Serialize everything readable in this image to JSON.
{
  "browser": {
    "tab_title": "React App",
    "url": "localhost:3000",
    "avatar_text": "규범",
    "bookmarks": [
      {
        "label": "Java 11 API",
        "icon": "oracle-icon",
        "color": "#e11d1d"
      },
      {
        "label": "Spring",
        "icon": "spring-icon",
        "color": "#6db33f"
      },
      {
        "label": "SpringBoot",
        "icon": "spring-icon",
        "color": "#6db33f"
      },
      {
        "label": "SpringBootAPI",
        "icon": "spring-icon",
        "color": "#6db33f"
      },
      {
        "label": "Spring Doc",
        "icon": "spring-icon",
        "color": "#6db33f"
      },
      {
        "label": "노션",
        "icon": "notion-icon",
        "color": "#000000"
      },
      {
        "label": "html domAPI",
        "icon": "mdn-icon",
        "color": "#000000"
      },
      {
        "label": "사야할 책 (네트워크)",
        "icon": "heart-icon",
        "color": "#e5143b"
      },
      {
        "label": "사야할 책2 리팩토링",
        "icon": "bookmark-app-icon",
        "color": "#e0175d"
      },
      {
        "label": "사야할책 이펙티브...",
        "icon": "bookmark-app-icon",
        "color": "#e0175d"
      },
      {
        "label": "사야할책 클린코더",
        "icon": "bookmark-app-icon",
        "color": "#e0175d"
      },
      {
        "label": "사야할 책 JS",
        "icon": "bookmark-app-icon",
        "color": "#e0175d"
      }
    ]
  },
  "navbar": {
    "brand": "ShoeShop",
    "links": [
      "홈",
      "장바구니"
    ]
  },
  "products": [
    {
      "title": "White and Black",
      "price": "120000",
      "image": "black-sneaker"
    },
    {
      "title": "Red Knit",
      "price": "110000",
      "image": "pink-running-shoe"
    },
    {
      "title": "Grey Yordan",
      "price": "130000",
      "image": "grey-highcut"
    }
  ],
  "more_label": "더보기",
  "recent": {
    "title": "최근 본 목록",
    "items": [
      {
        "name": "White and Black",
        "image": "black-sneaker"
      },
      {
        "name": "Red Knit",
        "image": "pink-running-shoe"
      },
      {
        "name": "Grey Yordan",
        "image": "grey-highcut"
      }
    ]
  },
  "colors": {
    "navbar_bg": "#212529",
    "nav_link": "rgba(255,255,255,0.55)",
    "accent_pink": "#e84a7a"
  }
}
....
PROBLEM TO SOLVE
Retype the entries one by one, exactly.

ANSWER BELOW
Serialize everything readable in this image to JSON.
{
  "browser": {
    "tab_title": "React App",
    "url": "localhost:3000",
    "avatar_text": "규범",
    "bookmarks": [
      {
        "label": "Java 11 API",
        "icon": "oracle-icon",
        "color": "#e11d1d"
      },
      {
        "label": "Spring",
        "icon": "spring-icon",
        "color": "#6db33f"
      },
      {
        "label": "SpringBoot",
        "icon": "spring-icon",
        "color": "#6db33f"
      },
      {
        "label": "SpringBootAPI",
        "icon": "spring-icon",
        "color": "#6db33f"
      },
      {
        "label": "Spring Doc",
        "icon": "spring-icon",
        "color": "#6db33f"
      },
      {
        "label": "노션",
        "icon": "notion-icon",
        "color": "#000000"
      },
      {
        "label": "html domAPI",
        "icon": "mdn-icon",
        "color": "#000000"
      },
      {
        "label": "사야할 책 (네트워크)",
        "icon": "heart-icon",
        "color": "#e5143b"
      },
      {
        "label": "사야할 책2 리팩토링",
        "icon": "bookmark-app-icon",
        "color": "#e0175d"
      },
      {
        "label": "사야할책 이펙티브...",
        "icon": "bookmark-app-icon",
        "color": "#e0175d"
      },
      {
        "label": "사야할책 클린코더",
        "icon": "bookmark-app-icon",
        "color": "#e0175d"
      },
      {
        "label": "사야할 책 JS",
        "icon": "bookmark-app-icon",
        "color": "#e0175d"
      }
    ]
  },
  "navbar": {
    "brand": "ShoeShop",
    "links": [
      "홈",
      "장바구니"
    ]
  },
  "products": [
    {
      "title": "White and Black",
      "price": "120000",
      "image": "black-sneaker"
    },
    {
      "title": "Red Knit",
      "price": "110000",
      "image": "pink-running-shoe"
    },
    {
      "title": "Grey Yordan",
      "price": "130000",
      "image": "grey-highcut"
    }
  ],
  "more_label": "더보기",
  "recent": {
    "title": "최근 본 목록",
    "items": [
      {
        "name": "White and Black",
        "image": "black-sneaker"
      },
      {
        "name": "Red Knit",
        "image": "pink-running-shoe"
      },
      {
        "name": "Grey Yordan",
        "image": "grey-highcut"
      }
    ]
  },
  "colors": {
    "navbar_bg": "#212529",
    "nav_link": "rgba(255,255,255,0.55)",
    "accent_pink": "#e84a7a"
  }
}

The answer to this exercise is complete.